- **CHALLENGE**:
Please write out word for word the passage of the Langtang trek text below that begins with "Day 3: Cherko" and stops after "neighboring Cherko Ri.".

New trails wind through landslide damages from the earthquake

Farther along I passed similar signs of what had once been. Certain areas had been crushed from rocks tumbling down the steep valley walls, while others lay a barren wasteland of gravel. The trail wove up and down and throughout these never-ending rock fields. I learned later that white flags marked each spot where a lodge had once been, most without a single trace left to prove they had stood.

Prayer walls guide the trail up the valley


Days before I had been told that the village of Langtang itself would be desolate and empty, without any lodge options, forcing me to continue to its higher neighbor Kyanjin Gompa. Instead, I found at least a dozen buildings under constructions with workers hammering diligently away. A few places had been rebuilt just since the winter, and I enjoyed lunch at one of these brand-new lodges and met two Canadian sisters staying the night there.

Today was almost as long as the day before, so I curl up exhausted in my bed as soon as I find an open lodge with room. In fact, I’m the only guest there tonight, and my room is free as long as I purchase all of my meals there. By the time I leave in two days, 30% of my bill is racked up from the copious amounts of tea I’ve been drinking.

Mountain views from my lodge room



Day 3: Cherko Ri



A pounding rain wakes me up in the middle of the night, reminding me of how close we are to Nepal’s monsoon season, and promising clear skies in the morning. I wake early and quickly set out for my attempt to summit Kyanjin Gompa’s neighboring Cherko Ri.


Cherko Ri is supposed to be a challenging day hike from Langtang Valley’s uppermost village. I was told by a few people that it should take only four hours to reach the top at a slow pace. Sure-minded as I was (or, arrogant), I assumed I would cut a few hours off of that time to enjoy the 4,900 meter / 16,000 ft. peak by mid-morning.

- **DATASET EXTRACT**:

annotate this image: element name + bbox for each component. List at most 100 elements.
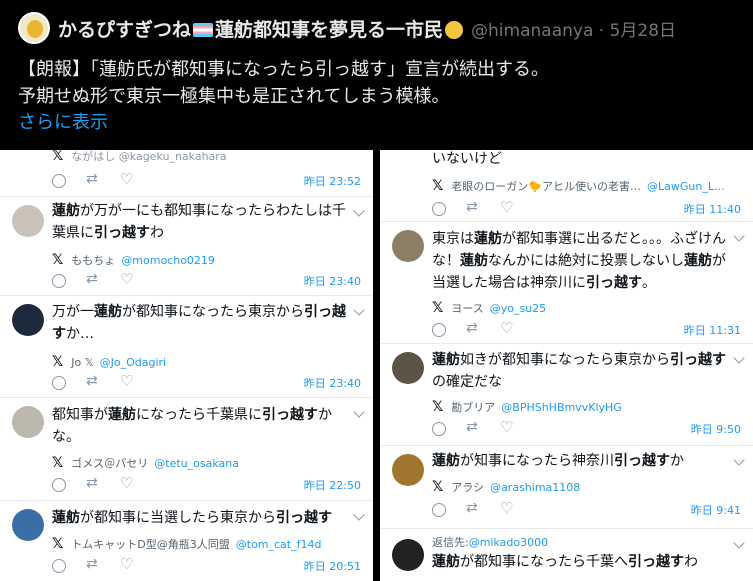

- **EXERCISE RESPONSE**:
Day 3: Cherko Ri



A pounding rain wakes me up in the middle of the night, reminding me of how close we are to Nepal’s monsoon season, and promising clear skies in the morning. I wake early and quickly set out for my attempt to summit Kyanjin Gompa’s neighboring Cherko Ri.